>>>
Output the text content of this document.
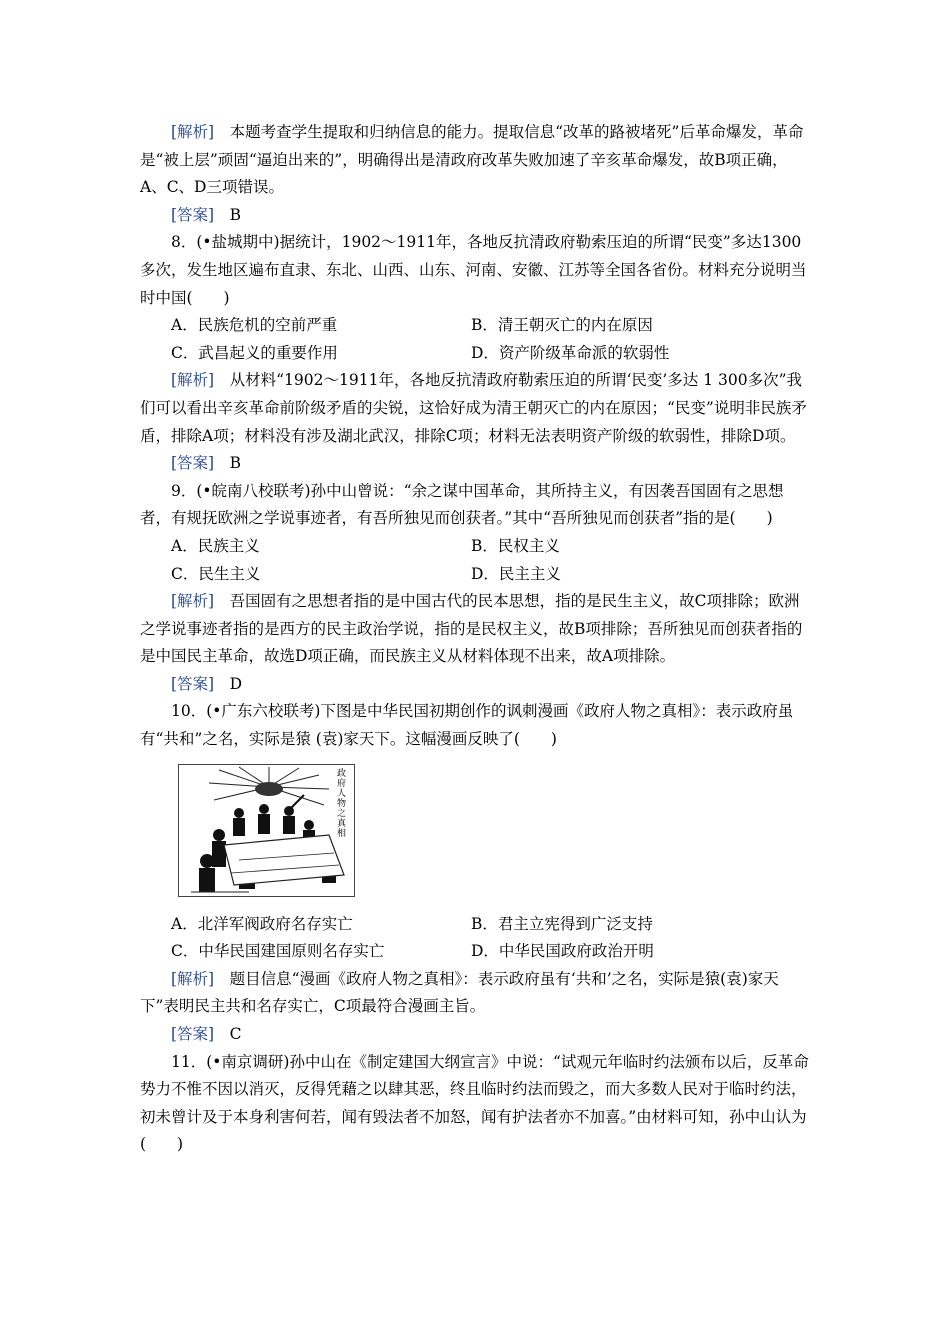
[解析]　 本题考查学生提取和归纳信息的能力。提取信息“改革的路被堵死”后革命爆发，革命是“被上层”顽固“逼迫出来的”，明确得出是清政府改革失败加速了辛亥革命爆发，故B项正确，A、C、D三项错误。

[答案]　 B

8．(•盐城期中)据统计，1902～1911年，各地反抗清政府勒索压迫的所谓“民变”多达1300多次，发生地区遍布直隶、东北、山西、山东、河南、安徽、江苏等全国各省份。材料充分说明当时中国(　　)

A．民族危机的空前严重	B．清王朝灭亡的内在原因
C．武昌起义的重要作用	D．资产阶级革命派的软弱性

[解析]　 从材料“1902～1911年，各地反抗清政府勒索压迫的所谓‘民变’多达 1 300多次”我们可以看出辛亥革命前阶级矛盾的尖锐，这恰好成为清王朝灭亡的内在原因；“民变”说明非民族矛盾，排除A项；材料没有涉及湖北武汉，排除C项；材料无法表明资产阶级的软弱性，排除D项。

[答案]　 B

9．(•皖南八校联考)孙中山曾说：“余之谋中国革命，其所持主义，有因袭吾国固有之思想者，有规抚欧洲之学说事迹者，有吾所独见而创获者。”其中“吾所独见而创获者”指的是(　　)

A．民族主义	B．民权主义
C．民生主义	D．民主主义

[解析]　 吾国固有之思想者指的是中国古代的民本思想，指的是民生主义，故C项排除；欧洲之学说事迹者指的是西方的民主政治学说，指的是民权主义，故B项排除；吾所独见而创获者指的是中国民主革命，故选D项正确，而民族主义从材料体现不出来，故A项排除。

[答案]　 D

10．(•广东六校联考)下图是中华民国初期创作的讽刺漫画《政府人物之真相》：表示政府虽有“共和”之名，实际是猿 (袁)家天下。这幅漫画反映了(　　)

政府人物之真相
A．北洋军阀政府名存实亡	B．君主立宪得到广泛支持
C．中华民国建国原则名存实亡	D．中华民国政府政治开明

[解析]　 题目信息“漫画《政府人物之真相》：表示政府虽有‘共和’之名，实际是猿(袁)家天下”表明民主共和名存实亡，C项最符合漫画主旨。

[答案]　 C

11．(•南京调研)孙中山在《制定建国大纲宣言》中说：“试观元年临时约法颁布以后，反革命势力不惟不因以消灭，反得凭藉之以肆其恶，终且临时约法而毁之，而大多数人民对于临时约法，初未曾计及于本身利害何若，闻有毁法者不加怒，闻有护法者亦不加喜。”由材料可知，孙中山认为(　　)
<<<
▸ **WORK REQUIRED**
Output the records above exactly as they are, leaving out the pictures.

▸ **ANSWER BELOW**
Output the text content of this document.
[解析]　 本题考查学生提取和归纳信息的能力。提取信息“改革的路被堵死”后革命爆发，革命是“被上层”顽固“逼迫出来的”，明确得出是清政府改革失败加速了辛亥革命爆发，故B项正确，A、C、D三项错误。

[答案]　 B

8．(•盐城期中)据统计，1902～1911年，各地反抗清政府勒索压迫的所谓“民变”多达1300多次，发生地区遍布直隶、东北、山西、山东、河南、安徽、江苏等全国各省份。材料充分说明当时中国(　　)

A．民族危机的空前严重	B．清王朝灭亡的内在原因
C．武昌起义的重要作用	D．资产阶级革命派的软弱性

[解析]　 从材料“1902～1911年，各地反抗清政府勒索压迫的所谓‘民变’多达 1 300多次”我们可以看出辛亥革命前阶级矛盾的尖锐，这恰好成为清王朝灭亡的内在原因；“民变”说明非民族矛盾，排除A项；材料没有涉及湖北武汉，排除C项；材料无法表明资产阶级的软弱性，排除D项。

[答案]　 B

9．(•皖南八校联考)孙中山曾说：“余之谋中国革命，其所持主义，有因袭吾国固有之思想者，有规抚欧洲之学说事迹者，有吾所独见而创获者。”其中“吾所独见而创获者”指的是(　　)

A．民族主义	B．民权主义
C．民生主义	D．民主主义

[解析]　 吾国固有之思想者指的是中国古代的民本思想，指的是民生主义，故C项排除；欧洲之学说事迹者指的是西方的民主政治学说，指的是民权主义，故B项排除；吾所独见而创获者指的是中国民主革命，故选D项正确，而民族主义从材料体现不出来，故A项排除。

[答案]　 D

10．(•广东六校联考)下图是中华民国初期创作的讽刺漫画《政府人物之真相》：表示政府虽有“共和”之名，实际是猿 (袁)家天下。这幅漫画反映了(　　)

政府人物之真相
A．北洋军阀政府名存实亡	B．君主立宪得到广泛支持
C．中华民国建国原则名存实亡	D．中华民国政府政治开明

[解析]　 题目信息“漫画《政府人物之真相》：表示政府虽有‘共和’之名，实际是猿(袁)家天下”表明民主共和名存实亡，C项最符合漫画主旨。

[答案]　 C

11．(•南京调研)孙中山在《制定建国大纲宣言》中说：“试观元年临时约法颁布以后，反革命势力不惟不因以消灭，反得凭藉之以肆其恶，终且临时约法而毁之，而大多数人民对于临时约法，初未曾计及于本身利害何若，闻有毁法者不加怒，闻有护法者亦不加喜。”由材料可知，孙中山认为(　　)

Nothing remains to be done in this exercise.